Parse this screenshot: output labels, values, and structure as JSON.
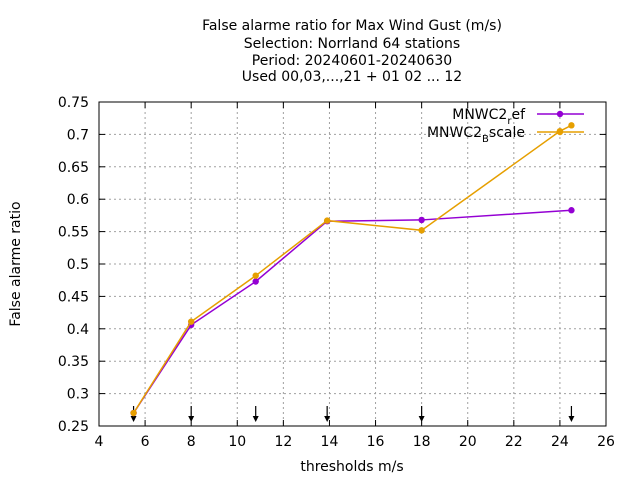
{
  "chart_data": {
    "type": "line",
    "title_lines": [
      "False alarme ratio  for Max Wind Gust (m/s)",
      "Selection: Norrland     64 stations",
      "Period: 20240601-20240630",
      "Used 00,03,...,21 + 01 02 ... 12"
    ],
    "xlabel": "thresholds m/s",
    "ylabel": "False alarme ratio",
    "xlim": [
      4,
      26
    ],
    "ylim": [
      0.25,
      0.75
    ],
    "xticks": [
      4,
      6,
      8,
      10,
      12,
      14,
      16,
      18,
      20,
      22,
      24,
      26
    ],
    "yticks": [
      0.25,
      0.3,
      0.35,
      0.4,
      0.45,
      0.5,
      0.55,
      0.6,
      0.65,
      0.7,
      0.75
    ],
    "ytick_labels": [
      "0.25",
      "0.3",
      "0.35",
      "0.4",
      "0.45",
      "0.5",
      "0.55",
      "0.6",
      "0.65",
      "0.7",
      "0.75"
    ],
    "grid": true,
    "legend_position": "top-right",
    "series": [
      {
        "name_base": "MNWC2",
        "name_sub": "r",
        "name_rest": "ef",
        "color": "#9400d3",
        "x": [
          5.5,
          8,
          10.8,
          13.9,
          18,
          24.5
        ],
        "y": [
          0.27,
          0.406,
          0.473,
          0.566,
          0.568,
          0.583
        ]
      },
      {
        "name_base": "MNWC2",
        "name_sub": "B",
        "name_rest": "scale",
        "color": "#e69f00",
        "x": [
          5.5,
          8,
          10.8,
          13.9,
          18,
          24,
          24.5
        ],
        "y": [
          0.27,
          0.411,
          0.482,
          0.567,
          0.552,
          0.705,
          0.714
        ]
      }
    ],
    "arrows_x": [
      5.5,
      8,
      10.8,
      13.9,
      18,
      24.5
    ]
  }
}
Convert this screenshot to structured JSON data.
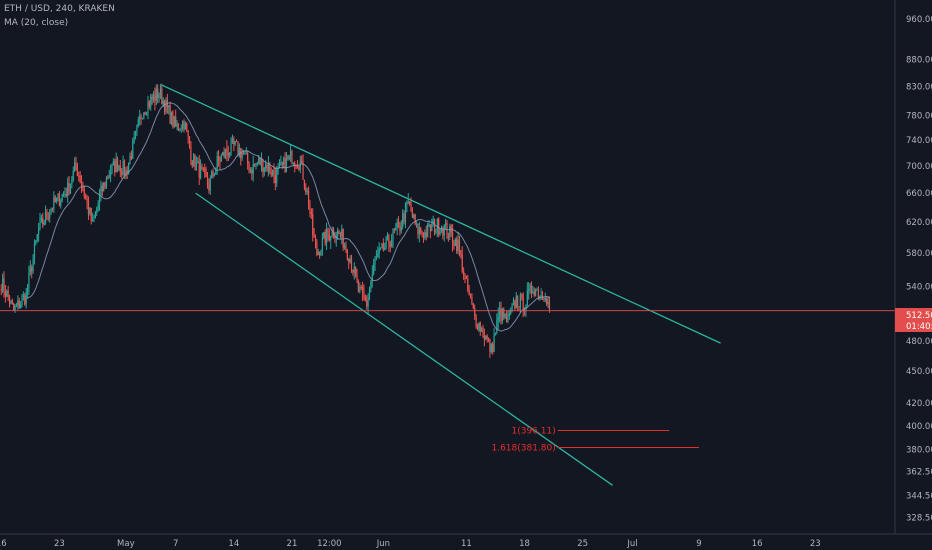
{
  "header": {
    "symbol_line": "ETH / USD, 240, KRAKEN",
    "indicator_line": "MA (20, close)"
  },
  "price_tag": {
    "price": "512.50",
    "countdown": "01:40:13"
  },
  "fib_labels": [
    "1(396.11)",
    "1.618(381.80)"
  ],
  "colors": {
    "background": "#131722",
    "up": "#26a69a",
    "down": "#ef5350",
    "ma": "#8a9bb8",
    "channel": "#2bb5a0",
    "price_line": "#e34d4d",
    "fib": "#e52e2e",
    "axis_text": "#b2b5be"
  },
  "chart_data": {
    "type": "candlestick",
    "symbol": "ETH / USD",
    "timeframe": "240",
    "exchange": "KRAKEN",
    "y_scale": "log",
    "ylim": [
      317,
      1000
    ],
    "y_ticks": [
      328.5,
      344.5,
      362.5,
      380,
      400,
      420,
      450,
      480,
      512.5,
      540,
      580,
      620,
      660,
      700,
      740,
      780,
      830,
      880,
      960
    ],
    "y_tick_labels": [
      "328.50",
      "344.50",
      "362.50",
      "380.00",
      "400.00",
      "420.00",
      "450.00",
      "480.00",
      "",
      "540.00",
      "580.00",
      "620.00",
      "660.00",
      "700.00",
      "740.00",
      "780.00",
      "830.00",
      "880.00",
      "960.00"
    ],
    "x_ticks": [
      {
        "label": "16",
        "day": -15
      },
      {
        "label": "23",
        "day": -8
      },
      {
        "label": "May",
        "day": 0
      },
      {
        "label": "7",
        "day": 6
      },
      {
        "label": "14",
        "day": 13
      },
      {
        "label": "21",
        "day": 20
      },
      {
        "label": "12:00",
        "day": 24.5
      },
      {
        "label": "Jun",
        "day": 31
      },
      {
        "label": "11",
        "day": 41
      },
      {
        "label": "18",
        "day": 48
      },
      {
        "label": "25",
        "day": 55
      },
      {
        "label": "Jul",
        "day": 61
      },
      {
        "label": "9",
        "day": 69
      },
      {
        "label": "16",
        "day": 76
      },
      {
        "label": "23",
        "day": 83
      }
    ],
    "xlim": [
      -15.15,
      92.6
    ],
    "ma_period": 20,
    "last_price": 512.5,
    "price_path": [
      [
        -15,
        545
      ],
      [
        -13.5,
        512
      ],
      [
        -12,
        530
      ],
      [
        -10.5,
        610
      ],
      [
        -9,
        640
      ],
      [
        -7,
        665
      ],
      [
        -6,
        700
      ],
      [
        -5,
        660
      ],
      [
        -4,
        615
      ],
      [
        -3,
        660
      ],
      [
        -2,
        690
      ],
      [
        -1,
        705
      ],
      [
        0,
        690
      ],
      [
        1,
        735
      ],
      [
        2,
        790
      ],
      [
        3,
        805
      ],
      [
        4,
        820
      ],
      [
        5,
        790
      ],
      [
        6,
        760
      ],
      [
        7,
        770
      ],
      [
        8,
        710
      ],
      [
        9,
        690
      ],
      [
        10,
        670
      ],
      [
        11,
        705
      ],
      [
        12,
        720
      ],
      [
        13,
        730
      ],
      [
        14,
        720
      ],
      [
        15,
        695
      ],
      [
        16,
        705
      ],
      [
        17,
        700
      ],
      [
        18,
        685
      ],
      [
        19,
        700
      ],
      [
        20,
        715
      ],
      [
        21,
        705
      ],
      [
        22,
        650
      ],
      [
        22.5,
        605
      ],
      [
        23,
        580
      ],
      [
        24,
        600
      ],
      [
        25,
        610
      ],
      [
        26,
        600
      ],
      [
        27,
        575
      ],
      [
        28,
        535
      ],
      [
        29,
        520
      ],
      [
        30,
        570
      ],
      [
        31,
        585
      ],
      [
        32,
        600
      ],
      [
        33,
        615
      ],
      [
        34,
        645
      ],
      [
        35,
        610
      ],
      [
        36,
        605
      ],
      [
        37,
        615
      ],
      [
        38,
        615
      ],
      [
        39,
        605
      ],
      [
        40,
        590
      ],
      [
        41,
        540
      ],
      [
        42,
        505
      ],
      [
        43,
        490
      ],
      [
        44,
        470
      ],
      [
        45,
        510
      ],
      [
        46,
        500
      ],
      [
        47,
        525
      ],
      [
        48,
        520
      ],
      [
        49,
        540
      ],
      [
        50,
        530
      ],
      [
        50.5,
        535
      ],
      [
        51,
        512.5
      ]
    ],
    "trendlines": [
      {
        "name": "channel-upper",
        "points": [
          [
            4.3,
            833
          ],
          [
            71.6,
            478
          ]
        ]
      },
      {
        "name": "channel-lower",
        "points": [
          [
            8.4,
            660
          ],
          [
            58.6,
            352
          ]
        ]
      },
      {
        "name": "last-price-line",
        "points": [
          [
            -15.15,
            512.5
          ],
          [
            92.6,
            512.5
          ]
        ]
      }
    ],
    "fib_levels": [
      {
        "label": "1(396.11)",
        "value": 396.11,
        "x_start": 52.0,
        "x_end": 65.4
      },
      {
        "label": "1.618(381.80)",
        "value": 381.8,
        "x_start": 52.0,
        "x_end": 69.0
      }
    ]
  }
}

▸ Exercise requirements: From the records above, work out how many lines contain the string "False". Give only the number.

▸ Solution for this exercise: 2